**TO DO:** Copy every line from the records below that holds the word "this".

** BEGIN THE RECORDS **

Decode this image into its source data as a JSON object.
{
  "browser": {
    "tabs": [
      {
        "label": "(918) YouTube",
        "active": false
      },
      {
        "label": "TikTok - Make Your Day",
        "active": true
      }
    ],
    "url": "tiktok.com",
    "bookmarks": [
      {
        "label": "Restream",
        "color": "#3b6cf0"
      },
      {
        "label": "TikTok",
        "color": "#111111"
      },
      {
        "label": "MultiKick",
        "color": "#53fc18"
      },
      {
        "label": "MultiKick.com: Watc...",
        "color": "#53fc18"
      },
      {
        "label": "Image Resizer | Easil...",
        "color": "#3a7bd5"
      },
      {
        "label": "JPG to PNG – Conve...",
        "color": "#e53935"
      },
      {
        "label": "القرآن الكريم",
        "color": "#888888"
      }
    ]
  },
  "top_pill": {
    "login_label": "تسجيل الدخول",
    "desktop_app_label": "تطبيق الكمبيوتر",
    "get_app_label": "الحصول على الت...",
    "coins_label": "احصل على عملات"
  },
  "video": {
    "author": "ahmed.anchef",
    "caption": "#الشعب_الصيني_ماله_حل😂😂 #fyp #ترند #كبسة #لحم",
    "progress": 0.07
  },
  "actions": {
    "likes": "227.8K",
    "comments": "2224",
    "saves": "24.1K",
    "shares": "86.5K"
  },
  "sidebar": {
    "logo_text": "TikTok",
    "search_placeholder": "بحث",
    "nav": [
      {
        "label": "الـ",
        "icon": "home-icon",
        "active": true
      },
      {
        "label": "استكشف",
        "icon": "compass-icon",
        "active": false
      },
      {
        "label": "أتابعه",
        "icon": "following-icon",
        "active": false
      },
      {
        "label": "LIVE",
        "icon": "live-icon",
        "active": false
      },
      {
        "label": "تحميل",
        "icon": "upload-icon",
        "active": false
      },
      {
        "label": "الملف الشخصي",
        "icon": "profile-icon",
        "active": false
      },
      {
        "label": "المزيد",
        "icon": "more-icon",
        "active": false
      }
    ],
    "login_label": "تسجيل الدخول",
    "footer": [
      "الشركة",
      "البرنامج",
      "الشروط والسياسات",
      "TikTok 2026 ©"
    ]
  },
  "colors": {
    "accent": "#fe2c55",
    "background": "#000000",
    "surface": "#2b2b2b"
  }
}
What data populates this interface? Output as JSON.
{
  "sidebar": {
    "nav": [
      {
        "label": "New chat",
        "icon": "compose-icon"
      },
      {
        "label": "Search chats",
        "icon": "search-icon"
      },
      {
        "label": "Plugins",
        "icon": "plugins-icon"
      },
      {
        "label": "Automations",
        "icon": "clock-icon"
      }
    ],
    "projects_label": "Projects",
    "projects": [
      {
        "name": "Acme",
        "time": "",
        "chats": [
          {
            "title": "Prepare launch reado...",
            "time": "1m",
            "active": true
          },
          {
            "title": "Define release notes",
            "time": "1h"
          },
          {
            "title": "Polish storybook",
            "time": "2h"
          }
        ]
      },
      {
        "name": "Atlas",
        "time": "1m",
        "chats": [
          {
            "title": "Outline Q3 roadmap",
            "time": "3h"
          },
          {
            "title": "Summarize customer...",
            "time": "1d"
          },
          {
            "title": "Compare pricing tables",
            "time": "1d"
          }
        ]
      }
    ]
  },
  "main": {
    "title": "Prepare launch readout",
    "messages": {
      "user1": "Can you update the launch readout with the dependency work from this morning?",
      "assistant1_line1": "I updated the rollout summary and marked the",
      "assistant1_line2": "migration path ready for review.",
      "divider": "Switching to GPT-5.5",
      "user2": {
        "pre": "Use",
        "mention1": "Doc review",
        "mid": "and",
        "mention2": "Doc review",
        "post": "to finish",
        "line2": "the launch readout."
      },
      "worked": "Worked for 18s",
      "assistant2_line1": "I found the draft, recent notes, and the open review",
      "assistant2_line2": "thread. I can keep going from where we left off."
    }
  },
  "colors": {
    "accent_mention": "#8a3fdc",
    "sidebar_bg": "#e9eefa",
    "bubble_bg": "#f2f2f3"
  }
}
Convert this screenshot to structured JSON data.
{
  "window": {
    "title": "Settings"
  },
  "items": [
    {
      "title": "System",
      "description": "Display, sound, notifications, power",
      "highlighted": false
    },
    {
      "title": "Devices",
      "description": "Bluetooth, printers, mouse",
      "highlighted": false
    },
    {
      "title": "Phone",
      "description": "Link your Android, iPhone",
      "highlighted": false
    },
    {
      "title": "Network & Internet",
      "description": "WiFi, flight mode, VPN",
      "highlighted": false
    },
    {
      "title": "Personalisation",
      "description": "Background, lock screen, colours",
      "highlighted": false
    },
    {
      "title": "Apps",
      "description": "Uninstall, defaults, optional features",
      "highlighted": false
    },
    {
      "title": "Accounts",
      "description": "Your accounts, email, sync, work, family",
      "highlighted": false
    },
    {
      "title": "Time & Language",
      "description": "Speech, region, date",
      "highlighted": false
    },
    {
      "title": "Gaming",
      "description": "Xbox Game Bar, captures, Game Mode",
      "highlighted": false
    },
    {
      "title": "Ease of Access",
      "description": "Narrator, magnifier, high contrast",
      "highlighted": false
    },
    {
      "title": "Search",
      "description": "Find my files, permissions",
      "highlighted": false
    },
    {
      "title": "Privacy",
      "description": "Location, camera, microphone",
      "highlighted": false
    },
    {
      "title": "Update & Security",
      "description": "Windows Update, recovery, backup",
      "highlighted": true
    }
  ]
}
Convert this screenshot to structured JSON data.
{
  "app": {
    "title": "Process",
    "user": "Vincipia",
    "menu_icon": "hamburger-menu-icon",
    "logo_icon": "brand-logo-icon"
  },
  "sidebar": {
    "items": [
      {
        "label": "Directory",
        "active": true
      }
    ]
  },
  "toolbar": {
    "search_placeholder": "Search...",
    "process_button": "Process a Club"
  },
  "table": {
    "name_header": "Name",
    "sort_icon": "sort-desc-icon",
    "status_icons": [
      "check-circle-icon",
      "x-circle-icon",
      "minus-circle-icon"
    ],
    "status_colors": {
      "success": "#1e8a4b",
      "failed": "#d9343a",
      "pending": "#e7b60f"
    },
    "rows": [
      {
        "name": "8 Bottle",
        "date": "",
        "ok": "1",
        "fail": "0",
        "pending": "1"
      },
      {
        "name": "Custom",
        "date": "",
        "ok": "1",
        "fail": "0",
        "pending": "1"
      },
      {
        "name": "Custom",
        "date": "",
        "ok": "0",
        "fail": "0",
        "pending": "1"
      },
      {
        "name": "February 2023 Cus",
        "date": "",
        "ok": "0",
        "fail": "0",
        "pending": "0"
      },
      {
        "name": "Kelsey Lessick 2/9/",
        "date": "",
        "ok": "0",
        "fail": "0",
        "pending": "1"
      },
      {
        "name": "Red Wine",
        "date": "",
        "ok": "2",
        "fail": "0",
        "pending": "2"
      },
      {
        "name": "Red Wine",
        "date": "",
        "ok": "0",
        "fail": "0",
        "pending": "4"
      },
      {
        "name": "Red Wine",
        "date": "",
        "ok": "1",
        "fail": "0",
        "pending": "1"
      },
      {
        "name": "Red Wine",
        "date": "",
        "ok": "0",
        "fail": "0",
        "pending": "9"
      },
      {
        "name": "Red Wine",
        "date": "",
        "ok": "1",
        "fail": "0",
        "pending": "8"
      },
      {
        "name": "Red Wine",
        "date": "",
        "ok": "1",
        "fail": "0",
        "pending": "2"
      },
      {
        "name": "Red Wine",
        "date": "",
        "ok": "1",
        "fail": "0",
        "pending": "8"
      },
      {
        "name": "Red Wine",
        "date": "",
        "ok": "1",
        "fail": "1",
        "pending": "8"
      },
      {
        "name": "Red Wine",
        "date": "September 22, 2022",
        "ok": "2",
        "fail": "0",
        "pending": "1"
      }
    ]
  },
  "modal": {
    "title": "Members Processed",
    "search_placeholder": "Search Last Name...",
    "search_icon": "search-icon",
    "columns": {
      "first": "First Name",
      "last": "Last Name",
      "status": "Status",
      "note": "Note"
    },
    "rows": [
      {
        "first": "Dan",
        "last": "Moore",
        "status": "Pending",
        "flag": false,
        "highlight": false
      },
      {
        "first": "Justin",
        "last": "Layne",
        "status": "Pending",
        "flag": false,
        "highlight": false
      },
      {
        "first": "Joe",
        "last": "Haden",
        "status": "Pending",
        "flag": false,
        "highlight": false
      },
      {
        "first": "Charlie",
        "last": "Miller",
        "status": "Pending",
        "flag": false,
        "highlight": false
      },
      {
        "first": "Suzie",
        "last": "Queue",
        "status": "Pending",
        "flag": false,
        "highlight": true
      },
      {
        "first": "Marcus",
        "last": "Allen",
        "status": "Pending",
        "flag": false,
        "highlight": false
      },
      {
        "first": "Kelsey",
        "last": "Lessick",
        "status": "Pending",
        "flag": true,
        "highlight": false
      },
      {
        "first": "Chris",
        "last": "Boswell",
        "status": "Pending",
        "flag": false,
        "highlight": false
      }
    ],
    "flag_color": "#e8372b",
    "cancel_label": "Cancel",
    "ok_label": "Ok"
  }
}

** END THE RECORDS **

**FULL OUTPUT:**
Decode this image into its source data as a JSON object.
What data populates this interface? Output as JSON.
      "user1": "Can you update the launch readout with the dependency work from this morning?",
Convert this screenshot to structured JSON data.
Convert this screenshot to structured JSON data.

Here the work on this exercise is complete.